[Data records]

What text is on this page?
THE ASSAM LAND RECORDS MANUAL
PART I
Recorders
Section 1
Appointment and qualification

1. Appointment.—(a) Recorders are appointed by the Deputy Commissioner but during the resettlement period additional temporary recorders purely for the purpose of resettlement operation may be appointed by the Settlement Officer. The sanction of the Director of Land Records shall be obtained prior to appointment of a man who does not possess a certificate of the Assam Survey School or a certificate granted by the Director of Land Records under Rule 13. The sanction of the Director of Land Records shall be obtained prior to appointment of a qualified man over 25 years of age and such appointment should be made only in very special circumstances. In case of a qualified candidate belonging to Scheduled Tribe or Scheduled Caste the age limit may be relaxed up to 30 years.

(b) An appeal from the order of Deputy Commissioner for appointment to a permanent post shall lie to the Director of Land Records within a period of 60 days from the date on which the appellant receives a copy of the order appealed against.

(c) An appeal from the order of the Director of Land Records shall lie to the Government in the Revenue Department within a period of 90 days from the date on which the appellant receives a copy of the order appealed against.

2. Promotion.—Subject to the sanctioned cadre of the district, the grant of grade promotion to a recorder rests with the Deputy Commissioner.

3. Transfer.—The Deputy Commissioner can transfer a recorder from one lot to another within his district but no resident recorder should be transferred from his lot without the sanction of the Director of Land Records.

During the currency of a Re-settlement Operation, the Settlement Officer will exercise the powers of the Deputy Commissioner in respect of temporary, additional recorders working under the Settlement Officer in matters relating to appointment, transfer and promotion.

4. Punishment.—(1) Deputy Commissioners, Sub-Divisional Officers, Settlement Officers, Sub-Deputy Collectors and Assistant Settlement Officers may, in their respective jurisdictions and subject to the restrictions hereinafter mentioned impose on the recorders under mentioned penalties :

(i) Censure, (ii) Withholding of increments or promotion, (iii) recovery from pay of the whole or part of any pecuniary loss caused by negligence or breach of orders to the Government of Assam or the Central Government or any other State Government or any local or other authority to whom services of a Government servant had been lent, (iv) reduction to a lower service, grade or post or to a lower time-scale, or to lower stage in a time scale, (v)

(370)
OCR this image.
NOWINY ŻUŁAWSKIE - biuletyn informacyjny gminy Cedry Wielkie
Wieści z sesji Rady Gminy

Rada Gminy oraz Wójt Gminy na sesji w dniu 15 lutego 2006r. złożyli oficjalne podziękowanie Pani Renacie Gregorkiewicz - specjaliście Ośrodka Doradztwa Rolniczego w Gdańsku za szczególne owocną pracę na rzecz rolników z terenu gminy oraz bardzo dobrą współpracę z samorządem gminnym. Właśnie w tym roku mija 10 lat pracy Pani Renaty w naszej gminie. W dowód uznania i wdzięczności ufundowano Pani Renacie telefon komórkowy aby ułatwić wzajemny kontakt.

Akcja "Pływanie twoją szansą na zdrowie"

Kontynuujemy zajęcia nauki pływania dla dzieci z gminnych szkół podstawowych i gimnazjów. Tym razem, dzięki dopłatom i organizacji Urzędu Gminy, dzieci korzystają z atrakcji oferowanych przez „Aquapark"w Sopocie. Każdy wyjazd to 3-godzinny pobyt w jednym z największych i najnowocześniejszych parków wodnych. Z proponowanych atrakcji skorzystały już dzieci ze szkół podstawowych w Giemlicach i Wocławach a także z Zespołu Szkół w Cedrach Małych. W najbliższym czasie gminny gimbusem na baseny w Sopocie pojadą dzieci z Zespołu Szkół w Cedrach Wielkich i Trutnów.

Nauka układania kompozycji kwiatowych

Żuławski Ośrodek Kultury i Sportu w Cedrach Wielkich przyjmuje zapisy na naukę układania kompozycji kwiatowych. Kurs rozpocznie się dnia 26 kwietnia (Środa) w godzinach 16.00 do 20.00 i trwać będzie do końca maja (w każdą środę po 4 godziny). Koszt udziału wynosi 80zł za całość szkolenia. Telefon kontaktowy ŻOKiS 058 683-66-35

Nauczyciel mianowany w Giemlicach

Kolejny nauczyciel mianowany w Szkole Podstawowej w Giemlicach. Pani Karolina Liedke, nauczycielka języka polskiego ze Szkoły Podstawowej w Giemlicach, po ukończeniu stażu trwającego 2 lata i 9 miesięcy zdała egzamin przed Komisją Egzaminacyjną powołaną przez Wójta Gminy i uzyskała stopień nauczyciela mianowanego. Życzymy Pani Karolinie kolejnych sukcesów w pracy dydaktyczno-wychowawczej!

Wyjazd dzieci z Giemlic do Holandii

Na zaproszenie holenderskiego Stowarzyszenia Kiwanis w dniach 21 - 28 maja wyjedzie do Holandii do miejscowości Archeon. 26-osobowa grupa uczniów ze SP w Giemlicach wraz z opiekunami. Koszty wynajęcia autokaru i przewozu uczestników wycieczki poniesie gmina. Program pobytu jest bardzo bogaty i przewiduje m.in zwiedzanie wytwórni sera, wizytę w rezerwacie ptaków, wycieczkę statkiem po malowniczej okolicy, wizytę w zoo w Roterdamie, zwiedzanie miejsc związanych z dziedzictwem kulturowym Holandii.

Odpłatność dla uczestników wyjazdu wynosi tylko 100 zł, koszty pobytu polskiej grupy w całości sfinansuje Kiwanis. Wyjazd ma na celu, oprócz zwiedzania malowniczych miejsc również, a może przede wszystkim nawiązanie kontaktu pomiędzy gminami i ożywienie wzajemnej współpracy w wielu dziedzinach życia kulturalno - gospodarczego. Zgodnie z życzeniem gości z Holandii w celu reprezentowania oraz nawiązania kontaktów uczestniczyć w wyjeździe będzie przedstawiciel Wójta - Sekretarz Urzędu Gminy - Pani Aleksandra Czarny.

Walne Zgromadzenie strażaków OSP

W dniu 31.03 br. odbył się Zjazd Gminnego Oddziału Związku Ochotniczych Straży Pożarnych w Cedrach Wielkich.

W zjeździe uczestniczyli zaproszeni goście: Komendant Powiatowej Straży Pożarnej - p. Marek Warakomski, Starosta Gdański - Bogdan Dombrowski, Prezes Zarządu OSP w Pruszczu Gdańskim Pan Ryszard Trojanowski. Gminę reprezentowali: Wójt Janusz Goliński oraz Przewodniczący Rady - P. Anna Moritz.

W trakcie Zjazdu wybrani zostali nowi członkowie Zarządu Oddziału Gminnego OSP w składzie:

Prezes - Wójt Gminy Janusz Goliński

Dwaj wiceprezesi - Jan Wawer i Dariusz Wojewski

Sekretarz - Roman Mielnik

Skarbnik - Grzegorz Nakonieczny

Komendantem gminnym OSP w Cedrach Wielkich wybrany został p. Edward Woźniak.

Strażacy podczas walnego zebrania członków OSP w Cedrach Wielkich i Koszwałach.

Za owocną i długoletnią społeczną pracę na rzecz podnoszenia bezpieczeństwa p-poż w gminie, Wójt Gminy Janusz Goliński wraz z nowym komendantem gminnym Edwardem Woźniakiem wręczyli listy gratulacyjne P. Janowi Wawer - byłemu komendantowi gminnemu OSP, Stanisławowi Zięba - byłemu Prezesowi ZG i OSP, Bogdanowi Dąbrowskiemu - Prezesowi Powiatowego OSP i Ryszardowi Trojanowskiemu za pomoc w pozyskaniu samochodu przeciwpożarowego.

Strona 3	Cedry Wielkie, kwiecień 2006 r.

- Prompt -
Extract the full set of entries word for word.

- Solution for this task -
What text is on this page?
THE ASSAM LAND RECORDS MANUAL
PART I
Recorders
Section 1
Appointment and qualification

1. Appointment.—(a) Recorders are appointed by the Deputy Commissioner but during the resettlement period additional temporary recorders purely for the purpose of resettlement operation may be appointed by the Settlement Officer. The sanction of the Director of Land Records shall be obtained prior to appointment of a man who does not possess a certificate of the Assam Survey School or a certificate granted by the Director of Land Records under Rule 13. The sanction of the Director of Land Records shall be obtained prior to appointment of a qualified man over 25 years of age and such appointment should be made only in very special circumstances. In case of a qualified candidate belonging to Scheduled Tribe or Scheduled Caste the age limit may be relaxed up to 30 years.

(b) An appeal from the order of Deputy Commissioner for appointment to a permanent post shall lie to the Director of Land Records within a period of 60 days from the date on which the appellant receives a copy of the order appealed against.

(c) An appeal from the order of the Director of Land Records shall lie to the Government in the Revenue Department within a period of 90 days from the date on which the appellant receives a copy of the order appealed against.

2. Promotion.—Subject to the sanctioned cadre of the district, the grant of grade promotion to a recorder rests with the Deputy Commissioner.

3. Transfer.—The Deputy Commissioner can transfer a recorder from one lot to another within his district but no resident recorder should be transferred from his lot without the sanction of the Director of Land Records.

During the currency of a Re-settlement Operation, the Settlement Officer will exercise the powers of the Deputy Commissioner in respect of temporary, additional recorders working under the Settlement Officer in matters relating to appointment, transfer and promotion.

4. Punishment.—(1) Deputy Commissioners, Sub-Divisional Officers, Settlement Officers, Sub-Deputy Collectors and Assistant Settlement Officers may, in their respective jurisdictions and subject to the restrictions hereinafter mentioned impose on the recorders under mentioned penalties :

(i) Censure, (ii) Withholding of increments or promotion, (iii) recovery from pay of the whole or part of any pecuniary loss caused by negligence or breach of orders to the Government of Assam or the Central Government or any other State Government or any local or other authority to whom services of a Government servant had been lent, (iv) reduction to a lower service, grade or post or to a lower time-scale, or to lower stage in a time scale, (v)

(370)
OCR this image.
NOWINY ŻUŁAWSKIE - biuletyn informacyjny gminy Cedry Wielkie
Wieści z sesji Rady Gminy

Rada Gminy oraz Wójt Gminy na sesji w dniu 15 lutego 2006r. złożyli oficjalne podziękowanie Pani Renacie Gregorkiewicz - specjaliście Ośrodka Doradztwa Rolniczego w Gdańsku za szczególne owocną pracę na rzecz rolników z terenu gminy oraz bardzo dobrą współpracę z samorządem gminnym. Właśnie w tym roku mija 10 lat pracy Pani Renaty w naszej gminie. W dowód uznania i wdzięczności ufundowano Pani Renacie telefon komórkowy aby ułatwić wzajemny kontakt.

Akcja "Pływanie twoją szansą na zdrowie"

Kontynuujemy zajęcia nauki pływania dla dzieci z gminnych szkół podstawowych i gimnazjów. Tym razem, dzięki dopłatom i organizacji Urzędu Gminy, dzieci korzystają z atrakcji oferowanych przez „Aquapark"w Sopocie. Każdy wyjazd to 3-godzinny pobyt w jednym z największych i najnowocześniejszych parków wodnych. Z proponowanych atrakcji skorzystały już dzieci ze szkół podstawowych w Giemlicach i Wocławach a także z Zespołu Szkół w Cedrach Małych. W najbliższym czasie gminny gimbusem na baseny w Sopocie pojadą dzieci z Zespołu Szkół w Cedrach Wielkich i Trutnów.

Nauka układania kompozycji kwiatowych

Żuławski Ośrodek Kultury i Sportu w Cedrach Wielkich przyjmuje zapisy na naukę układania kompozycji kwiatowych. Kurs rozpocznie się dnia 26 kwietnia (Środa) w godzinach 16.00 do 20.00 i trwać będzie do końca maja (w każdą środę po 4 godziny). Koszt udziału wynosi 80zł za całość szkolenia. Telefon kontaktowy ŻOKiS 058 683-66-35

Nauczyciel mianowany w Giemlicach

Kolejny nauczyciel mianowany w Szkole Podstawowej w Giemlicach. Pani Karolina Liedke, nauczycielka języka polskiego ze Szkoły Podstawowej w Giemlicach, po ukończeniu stażu trwającego 2 lata i 9 miesięcy zdała egzamin przed Komisją Egzaminacyjną powołaną przez Wójta Gminy i uzyskała stopień nauczyciela mianowanego. Życzymy Pani Karolinie kolejnych sukcesów w pracy dydaktyczno-wychowawczej!

Wyjazd dzieci z Giemlic do Holandii

Na zaproszenie holenderskiego Stowarzyszenia Kiwanis w dniach 21 - 28 maja wyjedzie do Holandii do miejscowości Archeon. 26-osobowa grupa uczniów ze SP w Giemlicach wraz z opiekunami. Koszty wynajęcia autokaru i przewozu uczestników wycieczki poniesie gmina. Program pobytu jest bardzo bogaty i przewiduje m.in zwiedzanie wytwórni sera, wizytę w rezerwacie ptaków, wycieczkę statkiem po malowniczej okolicy, wizytę w zoo w Roterdamie, zwiedzanie miejsc związanych z dziedzictwem kulturowym Holandii.

Odpłatność dla uczestników wyjazdu wynosi tylko 100 zł, koszty pobytu polskiej grupy w całości sfinansuje Kiwanis. Wyjazd ma na celu, oprócz zwiedzania malowniczych miejsc również, a może przede wszystkim nawiązanie kontaktu pomiędzy gminami i ożywienie wzajemnej współpracy w wielu dziedzinach życia kulturalno - gospodarczego. Zgodnie z życzeniem gości z Holandii w celu reprezentowania oraz nawiązania kontaktów uczestniczyć w wyjeździe będzie przedstawiciel Wójta - Sekretarz Urzędu Gminy - Pani Aleksandra Czarny.

Walne Zgromadzenie strażaków OSP

W dniu 31.03 br. odbył się Zjazd Gminnego Oddziału Związku Ochotniczych Straży Pożarnych w Cedrach Wielkich.

W zjeździe uczestniczyli zaproszeni goście: Komendant Powiatowej Straży Pożarnej - p. Marek Warakomski, Starosta Gdański - Bogdan Dombrowski, Prezes Zarządu OSP w Pruszczu Gdańskim Pan Ryszard Trojanowski. Gminę reprezentowali: Wójt Janusz Goliński oraz Przewodniczący Rady - P. Anna Moritz.

W trakcie Zjazdu wybrani zostali nowi członkowie Zarządu Oddziału Gminnego OSP w składzie:

Prezes - Wójt Gminy Janusz Goliński

Dwaj wiceprezesi - Jan Wawer i Dariusz Wojewski

Sekretarz - Roman Mielnik

Skarbnik - Grzegorz Nakonieczny

Komendantem gminnym OSP w Cedrach Wielkich wybrany został p. Edward Woźniak.

Strażacy podczas walnego zebrania członków OSP w Cedrach Wielkich i Koszwałach.

Za owocną i długoletnią społeczną pracę na rzecz podnoszenia bezpieczeństwa p-poż w gminie, Wójt Gminy Janusz Goliński wraz z nowym komendantem gminnym Edwardem Woźniakiem wręczyli listy gratulacyjne P. Janowi Wawer - byłemu komendantowi gminnemu OSP, Stanisławowi Zięba - byłemu Prezesowi ZG i OSP, Bogdanowi Dąbrowskiemu - Prezesowi Powiatowego OSP i Ryszardowi Trojanowskiemu za pomoc w pozyskaniu samochodu przeciwpożarowego.

Strona 3	Cedry Wielkie, kwiecień 2006 r.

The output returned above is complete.